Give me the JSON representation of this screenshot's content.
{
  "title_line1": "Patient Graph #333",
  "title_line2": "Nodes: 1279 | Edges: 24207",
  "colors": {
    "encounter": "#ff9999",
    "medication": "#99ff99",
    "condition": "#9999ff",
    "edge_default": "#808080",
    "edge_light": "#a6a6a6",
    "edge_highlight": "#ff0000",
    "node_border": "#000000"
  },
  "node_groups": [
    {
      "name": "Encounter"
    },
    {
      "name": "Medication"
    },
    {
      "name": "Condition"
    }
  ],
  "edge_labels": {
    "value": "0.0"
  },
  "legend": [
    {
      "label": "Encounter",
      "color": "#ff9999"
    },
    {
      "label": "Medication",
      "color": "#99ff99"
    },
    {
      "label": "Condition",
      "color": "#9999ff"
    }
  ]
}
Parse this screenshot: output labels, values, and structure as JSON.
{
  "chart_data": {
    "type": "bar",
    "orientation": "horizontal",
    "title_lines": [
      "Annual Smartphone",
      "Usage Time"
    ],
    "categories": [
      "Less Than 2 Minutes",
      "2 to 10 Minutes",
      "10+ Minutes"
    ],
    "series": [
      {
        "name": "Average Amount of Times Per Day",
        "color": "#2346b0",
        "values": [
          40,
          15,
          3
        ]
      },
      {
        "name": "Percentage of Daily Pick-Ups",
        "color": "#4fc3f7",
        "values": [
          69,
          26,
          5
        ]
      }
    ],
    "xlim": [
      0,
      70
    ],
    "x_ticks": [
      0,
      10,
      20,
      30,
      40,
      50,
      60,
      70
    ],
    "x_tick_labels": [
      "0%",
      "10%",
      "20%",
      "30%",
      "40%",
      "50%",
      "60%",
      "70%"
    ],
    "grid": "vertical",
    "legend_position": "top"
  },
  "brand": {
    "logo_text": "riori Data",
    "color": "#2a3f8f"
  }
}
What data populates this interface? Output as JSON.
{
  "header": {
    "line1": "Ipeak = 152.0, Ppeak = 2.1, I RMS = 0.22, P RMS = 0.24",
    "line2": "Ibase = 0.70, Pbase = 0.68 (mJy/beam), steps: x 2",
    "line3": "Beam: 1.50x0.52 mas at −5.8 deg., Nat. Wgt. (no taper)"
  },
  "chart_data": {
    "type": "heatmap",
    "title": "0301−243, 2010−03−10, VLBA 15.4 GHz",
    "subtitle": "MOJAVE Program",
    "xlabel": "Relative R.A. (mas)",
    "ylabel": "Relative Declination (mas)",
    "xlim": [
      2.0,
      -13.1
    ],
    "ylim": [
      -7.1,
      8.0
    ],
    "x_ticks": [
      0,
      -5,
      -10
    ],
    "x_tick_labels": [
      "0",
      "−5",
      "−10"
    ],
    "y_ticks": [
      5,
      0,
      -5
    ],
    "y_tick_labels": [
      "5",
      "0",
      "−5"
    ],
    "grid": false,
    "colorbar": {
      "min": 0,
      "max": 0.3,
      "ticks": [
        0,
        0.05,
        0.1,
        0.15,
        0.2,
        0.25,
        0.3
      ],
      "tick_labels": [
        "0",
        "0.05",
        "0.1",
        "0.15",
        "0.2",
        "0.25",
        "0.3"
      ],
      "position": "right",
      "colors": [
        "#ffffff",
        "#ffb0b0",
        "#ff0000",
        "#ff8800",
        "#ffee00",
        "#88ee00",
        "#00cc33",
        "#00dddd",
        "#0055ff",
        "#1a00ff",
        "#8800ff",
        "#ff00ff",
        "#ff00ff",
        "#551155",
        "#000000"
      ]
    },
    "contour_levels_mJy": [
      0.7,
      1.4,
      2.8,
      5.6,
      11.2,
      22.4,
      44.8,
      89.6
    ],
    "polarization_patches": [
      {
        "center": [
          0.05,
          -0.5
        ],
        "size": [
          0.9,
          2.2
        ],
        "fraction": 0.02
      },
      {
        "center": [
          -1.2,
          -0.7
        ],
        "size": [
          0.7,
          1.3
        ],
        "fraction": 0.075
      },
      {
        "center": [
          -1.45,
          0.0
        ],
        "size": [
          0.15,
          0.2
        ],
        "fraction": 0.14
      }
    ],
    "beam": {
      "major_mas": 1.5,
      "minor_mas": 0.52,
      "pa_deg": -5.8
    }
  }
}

□ □ □ □

- REQUIRED WORK -
Repeat the material above exactly.

- PROBLEM SOLUTION -
Give me the JSON representation of this screenshot's content.
{
  "title_line1": "Patient Graph #333",
  "title_line2": "Nodes: 1279 | Edges: 24207",
  "colors": {
    "encounter": "#ff9999",
    "medication": "#99ff99",
    "condition": "#9999ff",
    "edge_default": "#808080",
    "edge_light": "#a6a6a6",
    "edge_highlight": "#ff0000",
    "node_border": "#000000"
  },
  "node_groups": [
    {
      "name": "Encounter"
    },
    {
      "name": "Medication"
    },
    {
      "name": "Condition"
    }
  ],
  "edge_labels": {
    "value": "0.0"
  },
  "legend": [
    {
      "label": "Encounter",
      "color": "#ff9999"
    },
    {
      "label": "Medication",
      "color": "#99ff99"
    },
    {
      "label": "Condition",
      "color": "#9999ff"
    }
  ]
}
Parse this screenshot: output labels, values, and structure as JSON.
{
  "chart_data": {
    "type": "bar",
    "orientation": "horizontal",
    "title_lines": [
      "Annual Smartphone",
      "Usage Time"
    ],
    "categories": [
      "Less Than 2 Minutes",
      "2 to 10 Minutes",
      "10+ Minutes"
    ],
    "series": [
      {
        "name": "Average Amount of Times Per Day",
        "color": "#2346b0",
        "values": [
          40,
          15,
          3
        ]
      },
      {
        "name": "Percentage of Daily Pick-Ups",
        "color": "#4fc3f7",
        "values": [
          69,
          26,
          5
        ]
      }
    ],
    "xlim": [
      0,
      70
    ],
    "x_ticks": [
      0,
      10,
      20,
      30,
      40,
      50,
      60,
      70
    ],
    "x_tick_labels": [
      "0%",
      "10%",
      "20%",
      "30%",
      "40%",
      "50%",
      "60%",
      "70%"
    ],
    "grid": "vertical",
    "legend_position": "top"
  },
  "brand": {
    "logo_text": "riori Data",
    "color": "#2a3f8f"
  }
}
What data populates this interface? Output as JSON.
{
  "header": {
    "line1": "Ipeak = 152.0, Ppeak = 2.1, I RMS = 0.22, P RMS = 0.24",
    "line2": "Ibase = 0.70, Pbase = 0.68 (mJy/beam), steps: x 2",
    "line3": "Beam: 1.50x0.52 mas at −5.8 deg., Nat. Wgt. (no taper)"
  },
  "chart_data": {
    "type": "heatmap",
    "title": "0301−243, 2010−03−10, VLBA 15.4 GHz",
    "subtitle": "MOJAVE Program",
    "xlabel": "Relative R.A. (mas)",
    "ylabel": "Relative Declination (mas)",
    "xlim": [
      2.0,
      -13.1
    ],
    "ylim": [
      -7.1,
      8.0
    ],
    "x_ticks": [
      0,
      -5,
      -10
    ],
    "x_tick_labels": [
      "0",
      "−5",
      "−10"
    ],
    "y_ticks": [
      5,
      0,
      -5
    ],
    "y_tick_labels": [
      "5",
      "0",
      "−5"
    ],
    "grid": false,
    "colorbar": {
      "min": 0,
      "max": 0.3,
      "ticks": [
        0,
        0.05,
        0.1,
        0.15,
        0.2,
        0.25,
        0.3
      ],
      "tick_labels": [
        "0",
        "0.05",
        "0.1",
        "0.15",
        "0.2",
        "0.25",
        "0.3"
      ],
      "position": "right",
      "colors": [
        "#ffffff",
        "#ffb0b0",
        "#ff0000",
        "#ff8800",
        "#ffee00",
        "#88ee00",
        "#00cc33",
        "#00dddd",
        "#0055ff",
        "#1a00ff",
        "#8800ff",
        "#ff00ff",
        "#ff00ff",
        "#551155",
        "#000000"
      ]
    },
    "contour_levels_mJy": [
      0.7,
      1.4,
      2.8,
      5.6,
      11.2,
      22.4,
      44.8,
      89.6
    ],
    "polarization_patches": [
      {
        "center": [
          0.05,
          -0.5
        ],
        "size": [
          0.9,
          2.2
        ],
        "fraction": 0.02
      },
      {
        "center": [
          -1.2,
          -0.7
        ],
        "size": [
          0.7,
          1.3
        ],
        "fraction": 0.075
      },
      {
        "center": [
          -1.45,
          0.0
        ],
        "size": [
          0.15,
          0.2
        ],
        "fraction": 0.14
      }
    ],
    "beam": {
      "major_mas": 1.5,
      "minor_mas": 0.52,
      "pa_deg": -5.8
    }
  }
}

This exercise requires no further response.